* **PROBLEM DESCRIPTION**: Where a line holds the word "agit", copy that line.

* **MATERIAL PROVIDED**:
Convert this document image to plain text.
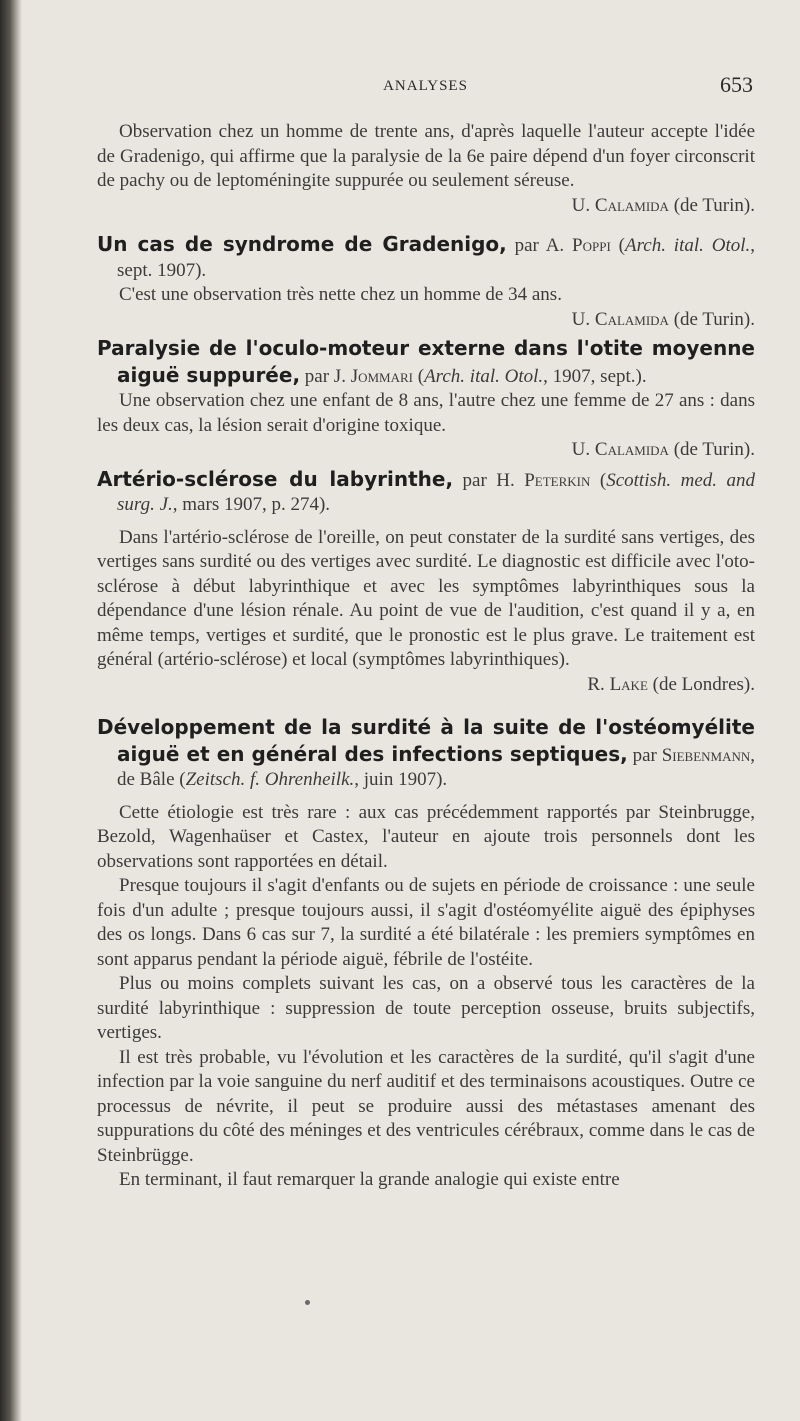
ANALYSES	653

Observation chez un homme de trente ans, d'après laquelle l'auteur accepte l'idée de Gradenigo, qui affirme que la paralysie de la 6e paire dépend d'un foyer circonscrit de pachy ou de leptoméningite suppurée ou seulement séreuse.

U. Calamida (de Turin).

Un cas de syndrome de Gradenigo, par A. Poppi (Arch. ital. Otol., sept. 1907).

C'est une observation très nette chez un homme de 34 ans.

U. Calamida (de Turin).

Paralysie de l'oculo-moteur externe dans l'otite moyenne aiguë suppurée, par J. Jommari (Arch. ital. Otol., 1907, sept.).

Une observation chez une enfant de 8 ans, l'autre chez une femme de 27 ans : dans les deux cas, la lésion serait d'origine toxique.

U. Calamida (de Turin).

Artério-sclérose du labyrinthe, par H. Peterkin (Scottish. med. and surg. J., mars 1907, p. 274).

Dans l'artério-sclérose de l'oreille, on peut constater de la surdité sans vertiges, des vertiges sans surdité ou des vertiges avec surdité. Le diagnostic est difficile avec l'oto-sclérose à début labyrinthique et avec les symptômes labyrinthiques sous la dépendance d'une lésion rénale. Au point de vue de l'audition, c'est quand il y a, en même temps, vertiges et surdité, que le pronostic est le plus grave. Le traitement est général (artério-sclérose) et local (symptômes labyrinthiques).

R. Lake (de Londres).

Développement de la surdité à la suite de l'ostéomyélite aiguë et en général des infections septiques, par Siebenmann, de Bâle (Zeitsch. f. Ohrenheilk., juin 1907).

Cette étiologie est très rare : aux cas précédemment rapportés par Steinbrugge, Bezold, Wagenhaüser et Castex, l'auteur en ajoute trois personnels dont les observations sont rapportées en détail.

Presque toujours il s'agit d'enfants ou de sujets en période de croissance : une seule fois d'un adulte ; presque toujours aussi, il s'agit d'ostéomyélite aiguë des épiphyses des os longs. Dans 6 cas sur 7, la surdité a été bilatérale : les premiers symptômes en sont apparus pendant la période aiguë, fébrile de l'ostéite.

Plus ou moins complets suivant les cas, on a observé tous les caractères de la surdité labyrinthique : suppression de toute perception osseuse, bruits subjectifs, vertiges.

Il est très probable, vu l'évolution et les caractères de la surdité, qu'il s'agit d'une infection par la voie sanguine du nerf auditif et des terminaisons acoustiques. Outre ce processus de névrite, il peut se produire aussi des métastases amenant des suppurations du côté des méninges et des ventricules cérébraux, comme dans le cas de Steinbrügge.

En terminant, il faut remarquer la grande analogie qui existe entre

* **ANSWER TO THE TASK**:
Presque toujours il s'agit d'enfants ou de sujets en période de croissance : une seule fois d'un adulte ; presque toujours aussi, il s'agit d'ostéomyélite aiguë des épiphyses des os longs. Dans 6 cas sur 7, la surdité a été bilatérale : les premiers symptômes en sont apparus pendant la période aiguë, fébrile de l'ostéite.
Il est très probable, vu l'évolution et les caractères de la surdité, qu'il s'agit d'une infection par la voie sanguine du nerf auditif et des terminaisons acoustiques. Outre ce processus de névrite, il peut se produire aussi des métastases amenant des suppurations du côté des méninges et des ventricules cérébraux, comme dans le cas de Steinbrügge.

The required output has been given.